#### Страница ####
Григорий Кружков

Явление цыганки Йейтс и Блок

I

Сравнивать Йейтса с Блоком начали довольно давно, что естественно. Оба были яркими фигурами литературного символизма, оба олицетворяли для публики «Поэта», то есть мечтателя не от мира сего. Очевидно, что Таинственная Роза Йейтса, по сути, то же, что Прекрасная Дама Блока — и реальная возлюбленная, вознесенная на метафизический пьедестал, и воплощенная в женщине Тайна Жизни, Душа Вселенной.

Впрочем, различия не менее знаменательны, чем сходство. Взять, например, отношения этих полюсов — Поэта и Девы. У Блока доминирует Поэт, у Йейтса — Возлюбленная. Сравним:

Ты — Божий день. Мои мечты —
Орлы, парящие в лазури.
Под гневом светлой красоты
Они всечасно в вихре бури.

Стрела пронзает их сердца,
Они летят в паденье диком…
Но и в паденье — нет конца
Хвалам, и клекоту, и крикам.

Блок

Владей небесной я парчой
Из золота и серебра,
Рассветной и ночной парчой
Из дымки, мглы и серебра —
Перед тобой бы расстелил;
Но у меня — одни мечты.
Свои мечты я расстелил:
Не растопчи мои мечты.

Йейтс

Мечты — мерцающие ткани, расстеленные у ног Возлюбленной, и мечты — орлы, кричащие в поднебесье, — таков контраст.
#### Предоставленные данные ####
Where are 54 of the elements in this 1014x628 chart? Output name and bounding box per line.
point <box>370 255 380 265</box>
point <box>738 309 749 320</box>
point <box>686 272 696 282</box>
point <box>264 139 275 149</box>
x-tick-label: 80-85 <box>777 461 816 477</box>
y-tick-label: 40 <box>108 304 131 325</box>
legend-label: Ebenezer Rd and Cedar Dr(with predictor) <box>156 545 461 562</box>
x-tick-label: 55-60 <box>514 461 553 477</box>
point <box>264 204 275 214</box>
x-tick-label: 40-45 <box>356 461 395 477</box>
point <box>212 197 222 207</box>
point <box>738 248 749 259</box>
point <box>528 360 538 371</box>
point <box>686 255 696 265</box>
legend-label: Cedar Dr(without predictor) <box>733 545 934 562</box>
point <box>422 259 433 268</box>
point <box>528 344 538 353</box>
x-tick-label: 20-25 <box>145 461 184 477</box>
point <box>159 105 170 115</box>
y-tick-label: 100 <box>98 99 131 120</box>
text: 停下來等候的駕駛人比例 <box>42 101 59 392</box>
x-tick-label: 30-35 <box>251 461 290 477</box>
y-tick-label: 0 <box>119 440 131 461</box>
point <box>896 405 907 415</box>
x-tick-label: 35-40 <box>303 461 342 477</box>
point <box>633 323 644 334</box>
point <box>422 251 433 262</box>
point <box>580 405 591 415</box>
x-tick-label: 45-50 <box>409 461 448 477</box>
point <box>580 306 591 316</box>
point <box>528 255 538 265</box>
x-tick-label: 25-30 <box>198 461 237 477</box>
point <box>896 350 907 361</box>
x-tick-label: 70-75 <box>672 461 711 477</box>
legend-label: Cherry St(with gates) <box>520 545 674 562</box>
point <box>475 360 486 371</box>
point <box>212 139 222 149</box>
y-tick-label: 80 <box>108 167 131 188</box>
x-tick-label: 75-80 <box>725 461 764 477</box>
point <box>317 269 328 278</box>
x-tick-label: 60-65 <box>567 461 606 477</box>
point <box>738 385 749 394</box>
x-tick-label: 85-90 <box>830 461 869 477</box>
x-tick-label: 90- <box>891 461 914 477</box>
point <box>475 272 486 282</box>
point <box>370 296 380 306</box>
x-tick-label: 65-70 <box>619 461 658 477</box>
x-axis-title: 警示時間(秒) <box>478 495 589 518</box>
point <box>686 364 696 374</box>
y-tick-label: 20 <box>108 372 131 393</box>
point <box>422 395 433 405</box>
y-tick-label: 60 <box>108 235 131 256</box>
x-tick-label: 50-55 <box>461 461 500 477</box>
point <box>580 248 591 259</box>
####
§ **Требования**:
**a)** Сократите абзац статьи о Йейтсе и Блоке, начинающийся словами «Сравнивать Йейтса с Блоком начали довольно давно». Главные факты этого абзаца нужно сохранить.
**b)** Подхватите статью о Йейтсе и Блоке после ее последней фразы и напишите следующий абзац.

§ **Ответы ниже**:
**a)** Йейтса и Блока сравнивают давно, и это естественно. Оба были яркими символистами и олицетворяли для публики «Поэта», мечтателя не от мира сего. Таинственная Роза Йейтса по сути совпадает с Прекрасной Дамой Блока. Это и реальная возлюбленная, вознесенная на метафизический пьедестал, и воплощенная в женщине Тайна Жизни, Душа Вселенной.

**b)**
Недаром английский исследователь К. М. Боура заметил1, что Прекрасная Дама существует где-то на периферия сознания Блока, «ее трудно назвать даже видением». Она поистине свет, льющийся с той стороны, — заревой, закатный, полдневный. Ее далекость не трагична для поэта. В книге преобладает мажорный тон, упоение мечтами, чаяние небывалой весны.

Наоборот, с самого начала Йейтс находит для возлюбленной главный мотив — безутешность. Казалось бы, не слишком оригинально, но поэт, веря своей интуиции, упрямо держится этой ноты и только начиная с первого стихотворения цикла «Роза» присоединяет к образу любимой вторую черту (героическую и варварскую одновременно) — гордость.

«Red Rose, proud Rose, sad Rose of all my days!» («Красная Роза, гордая Роза, печальная Роза всей жизни моей!»)

Из этих двух простых слов — печаль и гордость — постепенно вырастает образ трагической красоты и силы. В «Печали любви», в «Белых птицах», в сонете «Когда старухой…» поэт говорит о страдальческом изломе ее губ, о скорби, распятой в глазах, о печалях ее изменчивого лица.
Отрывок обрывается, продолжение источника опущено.